- Your objective -
Select each line where the word "JSON" appears.

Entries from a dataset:

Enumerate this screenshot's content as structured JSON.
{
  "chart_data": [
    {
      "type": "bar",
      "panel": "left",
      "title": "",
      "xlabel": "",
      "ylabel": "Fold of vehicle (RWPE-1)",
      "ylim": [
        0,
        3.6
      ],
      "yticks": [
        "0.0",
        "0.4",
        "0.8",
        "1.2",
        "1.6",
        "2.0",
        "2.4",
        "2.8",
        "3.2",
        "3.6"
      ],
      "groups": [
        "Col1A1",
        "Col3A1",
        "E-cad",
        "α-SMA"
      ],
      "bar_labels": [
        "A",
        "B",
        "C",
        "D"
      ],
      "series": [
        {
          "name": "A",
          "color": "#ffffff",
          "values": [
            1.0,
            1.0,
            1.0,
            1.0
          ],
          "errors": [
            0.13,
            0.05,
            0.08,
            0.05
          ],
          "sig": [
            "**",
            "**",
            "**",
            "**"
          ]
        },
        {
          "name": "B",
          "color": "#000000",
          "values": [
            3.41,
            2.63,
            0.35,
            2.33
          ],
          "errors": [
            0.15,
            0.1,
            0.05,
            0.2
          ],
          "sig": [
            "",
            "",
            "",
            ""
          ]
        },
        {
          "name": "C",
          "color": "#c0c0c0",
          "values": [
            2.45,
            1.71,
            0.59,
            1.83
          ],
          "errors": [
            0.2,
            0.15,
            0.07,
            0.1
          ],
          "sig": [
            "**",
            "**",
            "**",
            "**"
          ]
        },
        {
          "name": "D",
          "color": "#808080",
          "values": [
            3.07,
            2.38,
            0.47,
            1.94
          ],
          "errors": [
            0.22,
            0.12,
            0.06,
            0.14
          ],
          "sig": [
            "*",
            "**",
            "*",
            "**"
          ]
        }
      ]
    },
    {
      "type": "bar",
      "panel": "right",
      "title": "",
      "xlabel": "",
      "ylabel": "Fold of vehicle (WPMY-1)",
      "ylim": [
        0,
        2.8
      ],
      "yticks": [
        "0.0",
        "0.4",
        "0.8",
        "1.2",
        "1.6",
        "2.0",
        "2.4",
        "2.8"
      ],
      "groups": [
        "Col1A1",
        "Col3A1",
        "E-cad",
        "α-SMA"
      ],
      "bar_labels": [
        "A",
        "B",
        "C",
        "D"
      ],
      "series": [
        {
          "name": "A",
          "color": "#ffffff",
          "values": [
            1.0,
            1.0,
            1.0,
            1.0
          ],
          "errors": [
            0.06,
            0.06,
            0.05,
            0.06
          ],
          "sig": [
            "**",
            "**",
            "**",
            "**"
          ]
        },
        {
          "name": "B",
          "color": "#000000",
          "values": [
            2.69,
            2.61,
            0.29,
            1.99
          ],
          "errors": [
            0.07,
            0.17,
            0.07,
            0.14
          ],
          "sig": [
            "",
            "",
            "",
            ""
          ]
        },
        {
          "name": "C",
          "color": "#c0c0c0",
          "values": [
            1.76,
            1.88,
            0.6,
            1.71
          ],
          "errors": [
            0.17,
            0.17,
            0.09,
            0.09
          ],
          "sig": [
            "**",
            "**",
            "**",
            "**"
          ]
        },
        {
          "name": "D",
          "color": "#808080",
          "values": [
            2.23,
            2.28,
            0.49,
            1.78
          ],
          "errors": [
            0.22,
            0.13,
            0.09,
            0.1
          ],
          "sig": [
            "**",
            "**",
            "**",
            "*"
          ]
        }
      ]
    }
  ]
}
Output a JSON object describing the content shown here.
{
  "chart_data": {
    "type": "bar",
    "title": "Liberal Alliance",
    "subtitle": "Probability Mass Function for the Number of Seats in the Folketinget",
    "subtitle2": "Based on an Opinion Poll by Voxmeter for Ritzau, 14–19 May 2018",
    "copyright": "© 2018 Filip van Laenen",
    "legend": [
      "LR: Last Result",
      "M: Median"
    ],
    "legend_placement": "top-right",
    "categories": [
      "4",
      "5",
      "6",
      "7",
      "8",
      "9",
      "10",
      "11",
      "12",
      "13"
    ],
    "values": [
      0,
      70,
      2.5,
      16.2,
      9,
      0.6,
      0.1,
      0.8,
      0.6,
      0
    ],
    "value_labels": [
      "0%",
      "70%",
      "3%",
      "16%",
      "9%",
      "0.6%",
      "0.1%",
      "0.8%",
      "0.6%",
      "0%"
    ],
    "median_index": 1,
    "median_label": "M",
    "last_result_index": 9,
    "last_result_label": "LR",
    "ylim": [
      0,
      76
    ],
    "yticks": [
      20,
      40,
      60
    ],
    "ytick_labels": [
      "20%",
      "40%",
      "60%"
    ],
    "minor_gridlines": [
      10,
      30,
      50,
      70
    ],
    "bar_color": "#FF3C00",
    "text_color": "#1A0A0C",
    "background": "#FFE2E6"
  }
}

- Final result -
Enumerate this screenshot's content as structured JSON.
Output a JSON object describing the content shown here.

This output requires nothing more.